Para mim, que cresci num clima de independência de ideias na UFRJ, ao mesmo tempo que a repressão e censura no período da Ditadura, não posso esquecer que apesar de ser desconhecido no meu país, fui contemporâneo do Henfil, do Aldir Blanc, do Jaguar, etc.

Não posso calar. Tentarei sempre levar a voz e o talento dos meus irmãos brasileiros, por onde eu passar. Um exemplo disto é minha singela participação, como convidado, pelo meu amigo, o escritor- Historiador, Levi Juca, à campanha do lançamento do livro sobre o nosso Grande Mestre da Caricatura, Mario Mendez. Aqui na Europa, eu testemunho das nossas condições de vida e liberdade e sobretudo promovendo uma visibilidade que estes artistas, muitas vezes não tem no seu próprio País.

O cartunista brasileiro é bem recebido fora do país?

Alguns ótimos cartunistas perderam o trabalho. Infelizmente, existem divisões entre os desenhistas de quadrinhos, os cartunistas, e os desenhistas de livros para as crianças.

O cartunista é bem remunerado na Europa?

O “Canard Enchaîné, Charlie Hebdo, Fluide Glacial, são referencias, mais já estão com os times completos. Alguns nomes, conhecidos continuam a publicar. Antigamente o cartunista, ou caricaturista tinha carteira assinada e um salário razoável garantido. Hoje em dia, na maioria, os desenhistas são pagos por desenho publicado, o que não garante na maioria dos casos, uma vida confortável.

Alguns Festivais de caricaturas e cartuns nos autorizam fixar livremente o preço das caricaturas. Outros do um preço igual para todos. Alguns, dizem que o preço é uma escolha da pessoa que foi caricaturada (não concorde com esta opção,)

A internet restringiu muito, quer dizer, praticamente acabou com os jornais e revistas impressos e consequentemente com os espaços para os profissionais do cartum, você acredita que também abriu outras oportunidades e novos mercados?

A internet, infelizmente, ao mesmo tempo que facilitou o envio de mensagens e o consumo de informação, fez uma lobotomia na capacidade de reflexão, indignação e pudor dos internautas. Os jovens não pegam mais nos livros. A qualidade da espíritos piorou muito. A memória e à capacidade de cálculos mentais também se reduzem. As pessoas nunca se comunicaram tanto quanto agora, e nunca ficaram tanto sozinhas.

INSTRUÇÕES DAS TAREFAS:
[1] Quais pessoas são mencionadas pelo nome no texto sobre cartunistas acima? Liste todas.
[2] Retome o texto sobre cartunistas acima e dê sequência a ele a partir da última frase.

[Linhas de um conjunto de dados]
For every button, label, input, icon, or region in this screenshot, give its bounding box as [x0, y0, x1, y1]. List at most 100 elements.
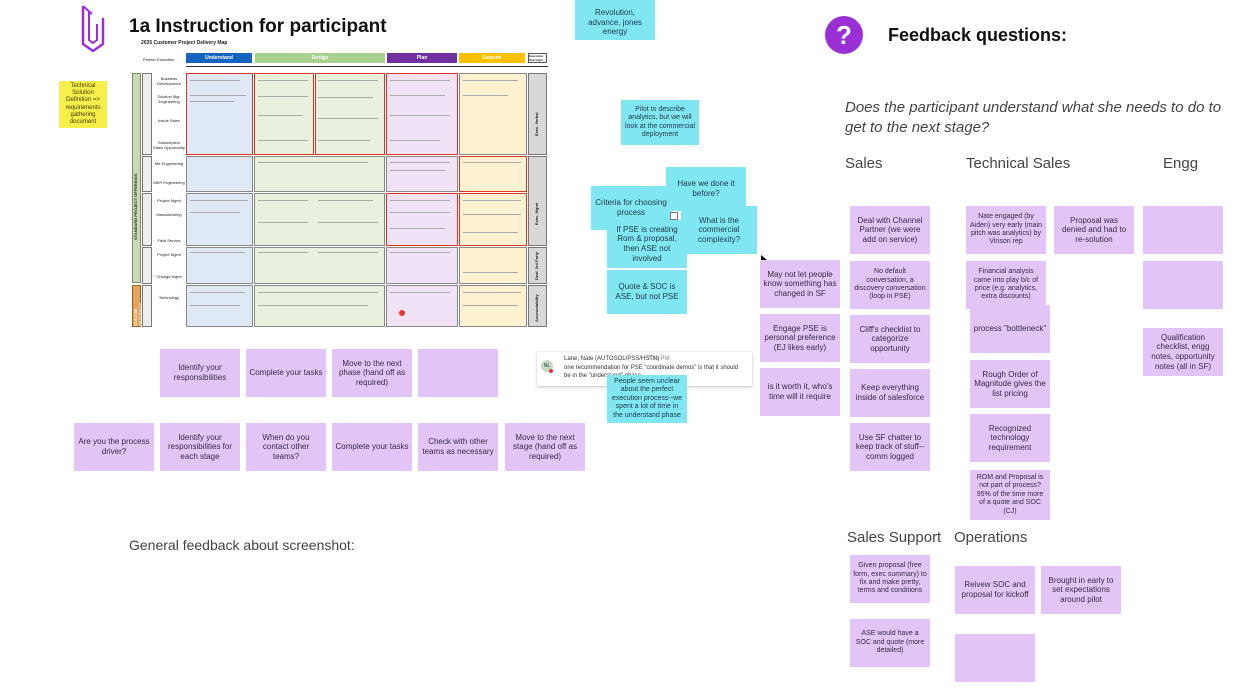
sticky-checkbox[interactable] [670, 212, 678, 220]
sticky-note[interactable]: Given proposal (free form, exec summary)… [850, 555, 930, 603]
sticky-note[interactable]: Have we done it before? [666, 167, 746, 211]
map-group-operations [142, 193, 152, 246]
sticky-note[interactable]: Move to the next phase (hand off as requ… [332, 349, 412, 397]
map-right-label [528, 73, 547, 155]
sticky-note[interactable]: Identify your responsibilities [160, 349, 240, 397]
phase-understand: Understand [186, 53, 252, 63]
sticky-note[interactable] [418, 349, 498, 397]
phase-plan: Plan [387, 53, 457, 63]
map-cell [459, 73, 527, 155]
sticky-note[interactable]: process "bottleneck" [970, 305, 1050, 353]
map-band-custom [132, 285, 141, 327]
sticky-note[interactable]: Check with other teams as necessary [418, 423, 498, 471]
sticky-note[interactable]: May not let people know something has ch… [760, 260, 840, 308]
sticky-note[interactable]: People seem unclear about the perfect ex… [607, 375, 687, 423]
map-cell [254, 247, 385, 284]
sticky-note[interactable]: Proposal was denied and had to re-soluti… [1054, 206, 1134, 254]
map-cell [386, 193, 458, 246]
map-row-label: Project Mgmt [157, 198, 181, 203]
map-cell [186, 73, 253, 155]
sticky-note[interactable]: Complete your tasks [332, 423, 412, 471]
map-cell [254, 193, 385, 246]
sticky-note[interactable]: Recognized technology requirement [970, 414, 1050, 462]
map-right-label-text: Deal. 3rd Party [534, 251, 539, 280]
sticky-note[interactable]: Financial analysis came into play b/c of… [966, 261, 1046, 309]
map-row-label: Subscription Sales Opportunity [153, 140, 185, 150]
feedback-title: Feedback questions: [888, 25, 1068, 45]
phase-execute: Execute [459, 53, 525, 63]
sticky-note[interactable]: What is the commercial complexity? [681, 206, 757, 254]
map-row-label: Business Development [157, 76, 181, 86]
map-group-post [142, 247, 152, 284]
comment-author: Lane, Nate (AUTOSOL/PSS/HSTN) [564, 356, 660, 362]
sticky-note[interactable]: ROM and Proposal is not part of process?… [970, 470, 1050, 520]
sticky-note[interactable] [955, 634, 1035, 682]
map-timeline [186, 66, 548, 67]
map-title: 2035 Customer Project Delivery Map [141, 40, 228, 46]
sticky-note[interactable]: Reivew SOC and proposal for kickoff [955, 566, 1035, 614]
sticky-note[interactable]: Move to the next stage (hand off as requ… [505, 423, 585, 471]
map-right-label-text: Exec. Verbal [534, 112, 539, 136]
map-right-label-text: Exec. Mgmt [534, 202, 539, 225]
map-cell [459, 247, 527, 284]
map-row-label: MER Engineering [153, 180, 185, 185]
map-group-engineering [142, 156, 152, 192]
sticky-note[interactable]: When do you contact other teams? [246, 423, 326, 471]
map-cell [386, 73, 458, 155]
map-cell [254, 73, 314, 155]
sticky-note[interactable]: Nate engaged (by Aiden) very early (main… [966, 206, 1046, 254]
sticky-note[interactable]: Deal with Channel Partner (we were add o… [850, 206, 930, 254]
map-row-label: Inside Sales [158, 118, 180, 123]
sticky-note[interactable]: Complete your tasks [246, 349, 326, 397]
sticky-note[interactable]: Rough Order of Magnitude gives the list … [970, 360, 1050, 408]
map-band-standard [132, 73, 141, 283]
sticky-note[interactable]: If PSE is creating Rom & proposal, then … [607, 220, 687, 268]
map-row-label: Mfr Engineering [154, 161, 184, 166]
map-row-label: Field Service [157, 238, 181, 243]
sticky-note[interactable]: No default conversation, a discovery con… [850, 261, 930, 309]
sticky-note[interactable]: Are you the process driver? [74, 423, 154, 471]
sticky-note[interactable]: Revolution, advance, jones energy [575, 0, 655, 40]
sticky-note[interactable] [1143, 206, 1223, 254]
sticky-note[interactable]: Qualification checklist, engg notes, opp… [1143, 328, 1223, 376]
column-header-engg: Engg [1163, 155, 1199, 172]
sticky-note[interactable]: Engage PSE is personal preference (EJ li… [760, 314, 840, 362]
column-header-sales: Sales [845, 155, 883, 172]
map-cell [315, 73, 385, 155]
sticky-note[interactable]: Brought in early to set expectations aro… [1041, 566, 1121, 614]
sticky-note[interactable] [1143, 261, 1223, 309]
map-right-label [528, 285, 547, 327]
map-perfect-execution: Perfect Execution [143, 57, 175, 62]
map-right-label [528, 156, 547, 246]
map-cell [186, 247, 253, 284]
sticky-note[interactable]: Cliff's checklist to categorize opportun… [850, 315, 930, 363]
column-header-technical-sales: Technical Sales [966, 155, 1071, 172]
comment-text: one recommendation for PSE "coordinate d… [564, 365, 739, 379]
cursor-icon [760, 254, 768, 264]
map-right-label [528, 247, 547, 284]
sticky-note[interactable]: is it worth it, who's time will it requi… [760, 368, 840, 416]
sticky-note[interactable]: Technical Solution Definition => require… [59, 81, 107, 128]
sticky-note[interactable]: Keep everything inside of salesforce [850, 369, 930, 417]
sticky-note[interactable]: ASE would have a SOC and quote (more det… [850, 619, 930, 667]
sticky-note[interactable]: Pilot to describe analytics, but we will… [621, 100, 699, 145]
question-icon: ? [825, 16, 863, 54]
sticky-note[interactable]: Identify your responsibilities for each … [160, 423, 240, 471]
unread-dot [549, 369, 553, 373]
sticky-note[interactable]: Quote & SOC is ASE, but not PSE [607, 270, 687, 314]
phase-design: Design [255, 53, 385, 63]
map-row-label: Manufacturing [156, 212, 182, 217]
map-cell [459, 193, 527, 246]
map-band-standard-label: STANDARD PROJECT OFFERINGS [133, 173, 138, 240]
column-header-operations: Operations [954, 529, 1028, 546]
sticky-note[interactable]: Use SF chatter to keep track of stuff-- … [850, 423, 930, 471]
comment-time: 2:35 PM [647, 356, 670, 362]
map-group-sales [142, 73, 152, 155]
map-row-label: Project Mgmt [157, 252, 181, 257]
map-cell [186, 156, 253, 192]
page-title: 1a Instruction for participant [129, 16, 387, 37]
map-row-label: Solution Mgr. Engineering [157, 94, 181, 104]
feedback-question: Does the participant understand what she… [845, 99, 1222, 136]
map-cell [386, 247, 458, 284]
phase-oversight: Execution Oversight [528, 53, 547, 63]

RESPOSTAS ESPERADAS:
[1] Henfil, Aldir Blanc, Jaguar, Levi Juca, Mario Mendez

[2]
De uma maneira geral, eu diria que os atentados sofridos pela équipe do Charlie Hebdo só aceleraram uma tendência que começou a se instalar com a chegada da internet e dos smartphones. Os téléphones estão cada dia mais “Smart”(inteligentes) e nós, consumidores gratuitos de “merda colorida em movimento” estamos cada dia mais imbecis, sem conhecimento e poder suficiente para represar este tsunami mundial de “bosta”. A falta de dignidade, de honestidade, de inteligência, de pudor e compaixão, transborda e à gente vê bem o resultado desta decadência mundial (temos muitos exemplos nos nossos políticos tupiniquins).

A internet, com este fluxo enorme de texto e imagens gratuitas, só serviu para vulgarizar e desvalorizar o trabalho intelectual da escrita e de criação de imagens.

Que charge, cartum ou caricatura que gostaria de ter feito? 

Gostaria de ter feito todas as charges do Henfil, do Gilmar e do meu amigo BRUM, que infelizmente, acabou de perder o trabalho como cartunista no jornal a Tribuna do Norte.

Você um é artista dos traços, também é musico. O cartum tem alguma ligação com as linhas da pauta, onde os músicos desenham suas notas?

Confirmo esta noticia ruim: Sou também músico-compositor-cantor. A música me ajudou a pagar minha vida e meus estudos, quando cheguei por aqui. Tinha um bom trabalho no Brasil, mas não estava feliz. Ano passado gravei um CD de Bossa Nova o “Bonfim, Bossa French Touch” com standards Bossa e Chanson francesa, em Francês. Este ano gravei o Aquarelle com 10 composições minhas. Encontramos neste álbum ritmos variados: Xote, blues baladas romântica, Bossa, músicas de protesto à situação atual do Brasil, e uma musica para ninar, composta em parceria com a minha filha, quando era novinha. Tem de tudo, para todas as sensibilidades. É um resumo, uma cronologia. É meu jeito de me apresentar nu, em textos e em musicas. É um exibicionismo escandaloso, mas tem gente que gosta (poucos).

O que é ser um cartunista?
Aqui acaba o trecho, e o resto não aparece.